GOAL
Where a line in the listing contains the string "JSON", copy that line out.

■ ■ ■ ■ ■

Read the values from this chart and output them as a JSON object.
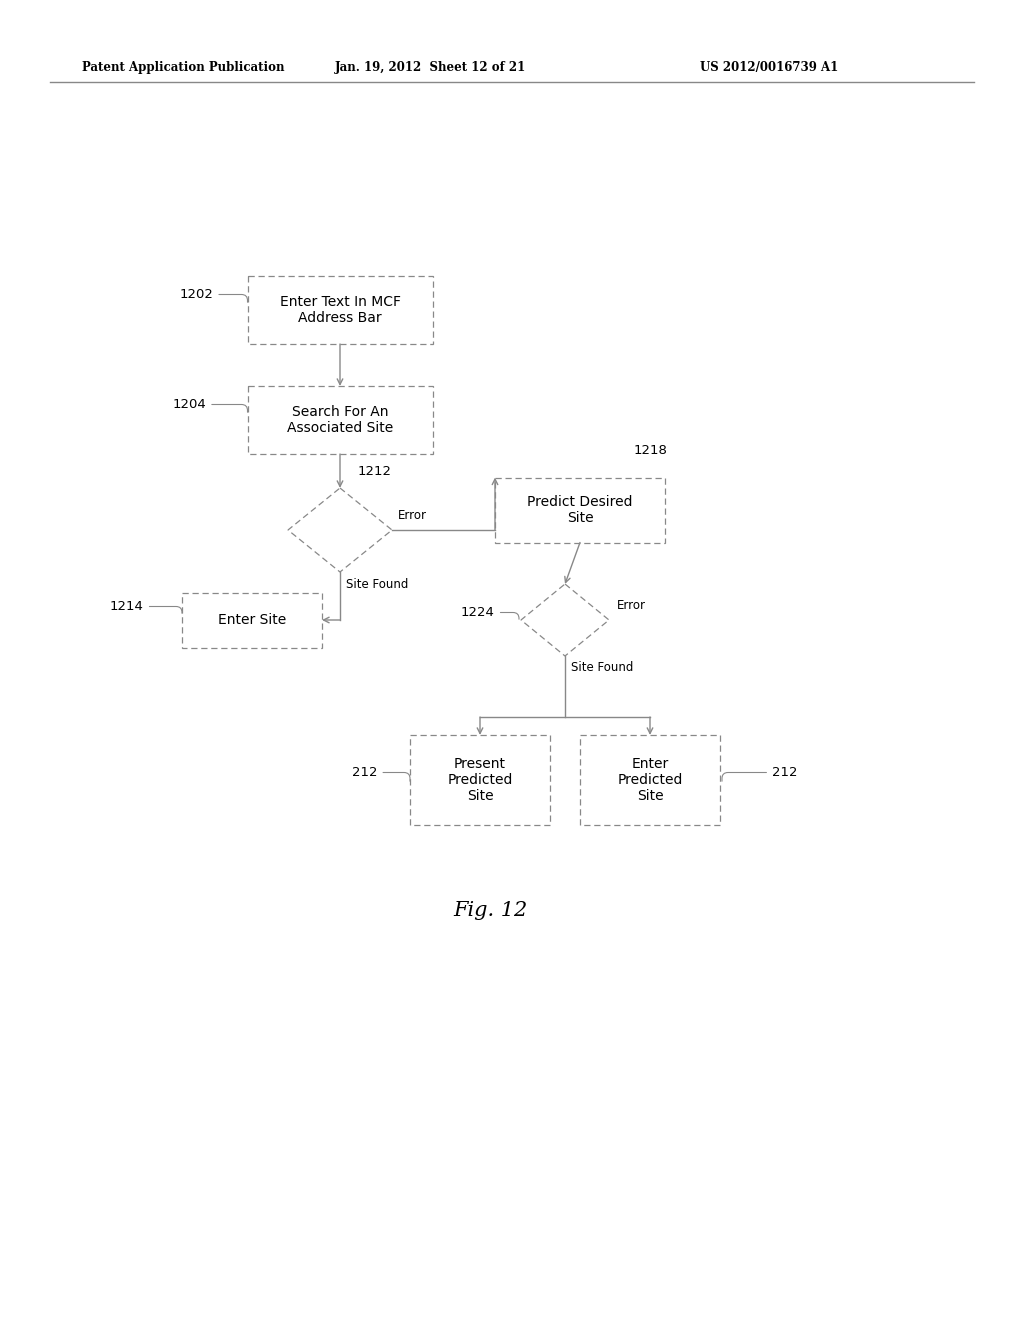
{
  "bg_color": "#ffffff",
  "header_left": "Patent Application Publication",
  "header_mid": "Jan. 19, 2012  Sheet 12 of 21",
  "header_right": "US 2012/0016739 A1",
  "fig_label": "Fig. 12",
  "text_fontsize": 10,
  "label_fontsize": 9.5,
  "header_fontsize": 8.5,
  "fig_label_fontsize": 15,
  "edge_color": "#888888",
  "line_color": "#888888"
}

■ ■ ■ ■ ■

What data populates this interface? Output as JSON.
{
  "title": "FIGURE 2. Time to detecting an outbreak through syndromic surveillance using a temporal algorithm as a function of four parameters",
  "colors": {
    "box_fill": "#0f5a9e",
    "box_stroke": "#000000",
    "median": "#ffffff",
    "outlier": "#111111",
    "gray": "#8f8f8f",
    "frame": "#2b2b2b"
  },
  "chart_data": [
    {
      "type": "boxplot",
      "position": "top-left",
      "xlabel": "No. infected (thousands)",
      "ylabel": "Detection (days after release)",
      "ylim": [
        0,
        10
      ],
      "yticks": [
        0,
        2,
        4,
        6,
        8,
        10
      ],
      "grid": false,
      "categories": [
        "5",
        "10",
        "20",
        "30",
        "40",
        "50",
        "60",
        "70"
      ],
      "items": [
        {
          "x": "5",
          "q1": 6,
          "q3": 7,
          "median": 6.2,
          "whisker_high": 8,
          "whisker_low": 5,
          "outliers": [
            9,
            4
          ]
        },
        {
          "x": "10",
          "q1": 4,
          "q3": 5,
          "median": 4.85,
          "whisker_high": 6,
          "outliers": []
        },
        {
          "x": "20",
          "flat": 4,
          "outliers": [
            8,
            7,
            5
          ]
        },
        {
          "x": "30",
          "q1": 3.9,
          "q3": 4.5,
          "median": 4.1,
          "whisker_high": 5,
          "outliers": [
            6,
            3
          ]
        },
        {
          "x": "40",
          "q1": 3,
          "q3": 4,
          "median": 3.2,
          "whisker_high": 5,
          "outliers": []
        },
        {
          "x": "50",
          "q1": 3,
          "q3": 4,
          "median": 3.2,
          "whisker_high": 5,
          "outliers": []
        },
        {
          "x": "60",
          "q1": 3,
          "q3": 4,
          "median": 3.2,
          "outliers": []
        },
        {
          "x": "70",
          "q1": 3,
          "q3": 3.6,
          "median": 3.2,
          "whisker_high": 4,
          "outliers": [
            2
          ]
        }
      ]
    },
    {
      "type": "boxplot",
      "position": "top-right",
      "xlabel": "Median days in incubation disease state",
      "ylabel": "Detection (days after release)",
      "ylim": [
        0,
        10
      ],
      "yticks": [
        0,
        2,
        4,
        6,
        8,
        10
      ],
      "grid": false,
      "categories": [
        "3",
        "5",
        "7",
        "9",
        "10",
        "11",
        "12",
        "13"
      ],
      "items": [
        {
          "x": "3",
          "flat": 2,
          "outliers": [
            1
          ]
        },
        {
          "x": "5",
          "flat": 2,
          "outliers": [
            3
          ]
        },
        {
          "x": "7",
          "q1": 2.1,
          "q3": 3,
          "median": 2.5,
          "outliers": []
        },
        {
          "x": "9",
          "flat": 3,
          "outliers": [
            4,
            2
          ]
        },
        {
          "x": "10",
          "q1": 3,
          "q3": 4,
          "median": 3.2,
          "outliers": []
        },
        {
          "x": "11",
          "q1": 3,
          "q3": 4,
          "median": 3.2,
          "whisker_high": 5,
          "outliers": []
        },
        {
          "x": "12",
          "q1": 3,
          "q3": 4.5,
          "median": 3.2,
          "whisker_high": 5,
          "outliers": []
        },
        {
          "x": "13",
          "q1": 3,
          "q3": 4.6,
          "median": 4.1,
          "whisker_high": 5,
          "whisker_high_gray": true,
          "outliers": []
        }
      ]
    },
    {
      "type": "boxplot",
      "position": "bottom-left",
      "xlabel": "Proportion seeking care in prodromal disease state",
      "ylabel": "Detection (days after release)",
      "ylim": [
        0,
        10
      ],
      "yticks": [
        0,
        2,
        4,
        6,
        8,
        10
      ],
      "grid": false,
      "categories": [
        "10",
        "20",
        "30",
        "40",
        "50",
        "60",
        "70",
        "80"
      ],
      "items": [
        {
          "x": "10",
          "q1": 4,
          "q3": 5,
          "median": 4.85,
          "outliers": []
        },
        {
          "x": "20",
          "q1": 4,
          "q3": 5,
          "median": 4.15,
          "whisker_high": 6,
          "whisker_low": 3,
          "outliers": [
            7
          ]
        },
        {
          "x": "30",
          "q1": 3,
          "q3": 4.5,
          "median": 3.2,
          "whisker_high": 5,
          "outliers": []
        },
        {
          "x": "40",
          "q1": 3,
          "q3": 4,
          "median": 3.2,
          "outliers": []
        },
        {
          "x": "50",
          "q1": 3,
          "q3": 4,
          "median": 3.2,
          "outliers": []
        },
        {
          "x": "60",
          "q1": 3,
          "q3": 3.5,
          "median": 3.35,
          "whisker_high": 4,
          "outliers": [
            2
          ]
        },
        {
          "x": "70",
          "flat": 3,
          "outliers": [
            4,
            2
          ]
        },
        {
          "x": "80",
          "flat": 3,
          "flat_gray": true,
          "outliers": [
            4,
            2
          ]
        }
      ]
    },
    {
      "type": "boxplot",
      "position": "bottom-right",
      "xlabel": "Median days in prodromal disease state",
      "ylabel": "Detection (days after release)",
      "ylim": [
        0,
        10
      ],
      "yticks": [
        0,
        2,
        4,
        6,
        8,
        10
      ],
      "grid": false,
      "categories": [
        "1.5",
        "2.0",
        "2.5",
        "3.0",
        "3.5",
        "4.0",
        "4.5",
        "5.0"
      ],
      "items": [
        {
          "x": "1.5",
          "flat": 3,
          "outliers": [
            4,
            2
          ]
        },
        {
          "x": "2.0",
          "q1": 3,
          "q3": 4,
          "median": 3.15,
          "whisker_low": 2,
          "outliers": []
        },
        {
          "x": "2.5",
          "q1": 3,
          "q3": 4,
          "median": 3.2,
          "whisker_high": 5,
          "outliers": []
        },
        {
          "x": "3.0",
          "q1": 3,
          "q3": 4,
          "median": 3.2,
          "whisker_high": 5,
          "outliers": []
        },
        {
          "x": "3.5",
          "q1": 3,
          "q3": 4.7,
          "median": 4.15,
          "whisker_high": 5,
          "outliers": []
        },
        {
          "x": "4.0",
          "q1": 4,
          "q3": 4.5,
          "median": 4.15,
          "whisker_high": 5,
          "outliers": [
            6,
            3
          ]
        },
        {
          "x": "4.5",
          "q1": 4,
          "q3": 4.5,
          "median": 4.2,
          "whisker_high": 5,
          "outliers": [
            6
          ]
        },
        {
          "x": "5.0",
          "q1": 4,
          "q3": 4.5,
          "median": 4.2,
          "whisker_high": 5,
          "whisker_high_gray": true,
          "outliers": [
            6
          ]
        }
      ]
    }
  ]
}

■ ■ ■ ■ ■

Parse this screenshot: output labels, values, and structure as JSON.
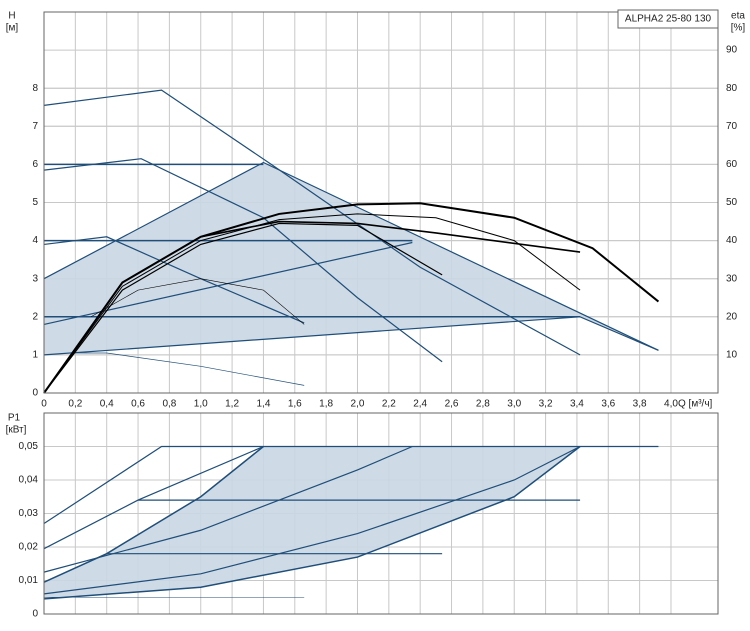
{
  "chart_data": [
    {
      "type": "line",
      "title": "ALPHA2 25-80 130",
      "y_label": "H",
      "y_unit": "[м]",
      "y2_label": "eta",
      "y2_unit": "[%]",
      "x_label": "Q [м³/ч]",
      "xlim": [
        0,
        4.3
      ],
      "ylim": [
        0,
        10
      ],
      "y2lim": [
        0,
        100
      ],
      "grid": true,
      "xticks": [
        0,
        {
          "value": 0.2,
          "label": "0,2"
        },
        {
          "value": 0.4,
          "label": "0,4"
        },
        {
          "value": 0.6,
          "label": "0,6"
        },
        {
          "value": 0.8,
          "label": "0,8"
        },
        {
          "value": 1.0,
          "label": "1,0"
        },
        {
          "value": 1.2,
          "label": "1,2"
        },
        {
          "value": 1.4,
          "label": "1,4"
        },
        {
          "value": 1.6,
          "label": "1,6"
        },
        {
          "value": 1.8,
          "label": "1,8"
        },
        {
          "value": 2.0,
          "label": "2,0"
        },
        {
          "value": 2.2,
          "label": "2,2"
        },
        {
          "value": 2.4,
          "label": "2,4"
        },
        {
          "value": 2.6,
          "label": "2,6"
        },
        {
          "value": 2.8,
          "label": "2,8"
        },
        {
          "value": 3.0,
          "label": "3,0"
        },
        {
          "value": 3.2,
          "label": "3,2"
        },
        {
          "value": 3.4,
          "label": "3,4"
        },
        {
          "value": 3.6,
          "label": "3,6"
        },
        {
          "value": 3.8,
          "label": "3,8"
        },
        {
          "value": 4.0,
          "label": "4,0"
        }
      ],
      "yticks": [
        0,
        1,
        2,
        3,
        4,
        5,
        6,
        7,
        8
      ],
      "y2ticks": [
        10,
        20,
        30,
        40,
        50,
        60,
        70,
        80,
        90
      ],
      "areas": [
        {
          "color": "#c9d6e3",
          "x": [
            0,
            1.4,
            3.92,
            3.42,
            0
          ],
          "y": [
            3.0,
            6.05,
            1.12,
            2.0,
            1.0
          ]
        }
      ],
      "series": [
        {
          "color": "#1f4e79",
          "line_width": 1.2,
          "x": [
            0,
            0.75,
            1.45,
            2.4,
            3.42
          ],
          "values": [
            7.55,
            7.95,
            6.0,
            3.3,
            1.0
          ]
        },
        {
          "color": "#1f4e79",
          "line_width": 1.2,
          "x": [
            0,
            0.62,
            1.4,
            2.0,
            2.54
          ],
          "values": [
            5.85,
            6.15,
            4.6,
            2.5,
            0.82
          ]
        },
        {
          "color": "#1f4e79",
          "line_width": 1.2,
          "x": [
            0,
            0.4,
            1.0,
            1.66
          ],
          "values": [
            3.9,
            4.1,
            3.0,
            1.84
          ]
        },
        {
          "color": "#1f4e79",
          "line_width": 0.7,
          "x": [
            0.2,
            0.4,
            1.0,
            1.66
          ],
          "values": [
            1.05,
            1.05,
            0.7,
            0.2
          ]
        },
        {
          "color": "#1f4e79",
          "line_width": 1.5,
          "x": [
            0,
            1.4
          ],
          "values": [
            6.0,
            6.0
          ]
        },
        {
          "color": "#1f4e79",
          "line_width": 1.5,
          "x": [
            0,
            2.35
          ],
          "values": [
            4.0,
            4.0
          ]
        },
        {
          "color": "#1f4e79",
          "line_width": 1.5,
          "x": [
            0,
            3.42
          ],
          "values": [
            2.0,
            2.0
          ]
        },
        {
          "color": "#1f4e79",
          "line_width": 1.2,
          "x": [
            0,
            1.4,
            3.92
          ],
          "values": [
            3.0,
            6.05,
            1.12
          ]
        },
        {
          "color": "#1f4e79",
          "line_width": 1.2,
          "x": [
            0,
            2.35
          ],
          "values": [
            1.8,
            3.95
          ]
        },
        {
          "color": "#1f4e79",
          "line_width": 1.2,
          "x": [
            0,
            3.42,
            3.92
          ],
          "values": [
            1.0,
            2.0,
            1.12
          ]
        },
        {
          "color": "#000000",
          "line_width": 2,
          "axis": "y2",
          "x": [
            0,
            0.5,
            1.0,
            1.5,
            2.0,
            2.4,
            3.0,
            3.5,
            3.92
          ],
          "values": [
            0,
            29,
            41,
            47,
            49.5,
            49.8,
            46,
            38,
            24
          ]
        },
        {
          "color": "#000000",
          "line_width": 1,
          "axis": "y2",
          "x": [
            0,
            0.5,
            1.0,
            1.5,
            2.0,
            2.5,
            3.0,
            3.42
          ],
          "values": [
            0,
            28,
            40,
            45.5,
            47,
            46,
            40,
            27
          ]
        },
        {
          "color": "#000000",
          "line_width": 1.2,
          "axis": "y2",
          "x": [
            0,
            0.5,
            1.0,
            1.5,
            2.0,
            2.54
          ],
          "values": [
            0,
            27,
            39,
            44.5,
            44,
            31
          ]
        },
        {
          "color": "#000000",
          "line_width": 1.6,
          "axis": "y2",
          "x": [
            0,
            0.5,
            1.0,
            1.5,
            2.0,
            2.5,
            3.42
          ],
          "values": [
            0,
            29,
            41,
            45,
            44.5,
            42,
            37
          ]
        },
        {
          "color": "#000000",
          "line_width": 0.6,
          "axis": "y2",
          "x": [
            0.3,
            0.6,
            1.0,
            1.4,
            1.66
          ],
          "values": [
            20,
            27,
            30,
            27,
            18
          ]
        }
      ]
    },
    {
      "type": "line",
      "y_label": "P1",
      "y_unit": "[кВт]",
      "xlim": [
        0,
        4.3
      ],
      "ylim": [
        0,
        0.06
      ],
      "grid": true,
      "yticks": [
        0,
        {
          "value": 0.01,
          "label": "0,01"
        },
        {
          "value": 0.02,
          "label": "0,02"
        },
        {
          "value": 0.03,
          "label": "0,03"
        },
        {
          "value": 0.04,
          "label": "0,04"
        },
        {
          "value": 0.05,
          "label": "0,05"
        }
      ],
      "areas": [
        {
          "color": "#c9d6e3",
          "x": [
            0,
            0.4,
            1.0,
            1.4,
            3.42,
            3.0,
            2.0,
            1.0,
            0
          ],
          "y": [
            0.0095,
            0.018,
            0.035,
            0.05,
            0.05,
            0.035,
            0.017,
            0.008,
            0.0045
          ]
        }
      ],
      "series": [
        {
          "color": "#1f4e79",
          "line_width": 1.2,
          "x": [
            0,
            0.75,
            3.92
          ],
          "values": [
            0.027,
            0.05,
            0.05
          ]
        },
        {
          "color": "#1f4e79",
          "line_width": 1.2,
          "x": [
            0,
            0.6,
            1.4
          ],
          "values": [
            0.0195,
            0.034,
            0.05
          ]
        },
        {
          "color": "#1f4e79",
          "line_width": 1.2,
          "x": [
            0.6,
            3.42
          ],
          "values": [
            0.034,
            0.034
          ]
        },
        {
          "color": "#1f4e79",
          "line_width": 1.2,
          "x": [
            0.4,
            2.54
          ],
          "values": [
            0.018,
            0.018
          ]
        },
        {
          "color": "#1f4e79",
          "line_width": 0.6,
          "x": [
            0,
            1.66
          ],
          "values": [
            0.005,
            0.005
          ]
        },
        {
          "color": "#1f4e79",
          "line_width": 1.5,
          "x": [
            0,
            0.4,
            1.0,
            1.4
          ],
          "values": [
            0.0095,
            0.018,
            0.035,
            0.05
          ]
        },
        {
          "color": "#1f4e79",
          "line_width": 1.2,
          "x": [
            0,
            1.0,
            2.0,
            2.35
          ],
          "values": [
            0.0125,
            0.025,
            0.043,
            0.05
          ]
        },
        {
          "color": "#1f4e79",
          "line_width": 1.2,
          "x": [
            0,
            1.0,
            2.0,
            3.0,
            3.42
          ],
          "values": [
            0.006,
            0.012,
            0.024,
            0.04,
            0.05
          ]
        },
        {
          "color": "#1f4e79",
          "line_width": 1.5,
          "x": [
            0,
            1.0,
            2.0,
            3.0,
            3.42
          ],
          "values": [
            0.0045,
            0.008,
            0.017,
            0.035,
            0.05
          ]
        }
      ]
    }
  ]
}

■ ■ ■ ■ ■

ANSWER BELOW
Read the values from this chart and output them as a JSON object.
What data populates this interface? Output as JSON.
Parse this screenshot: output labels, values, and structure as JSON.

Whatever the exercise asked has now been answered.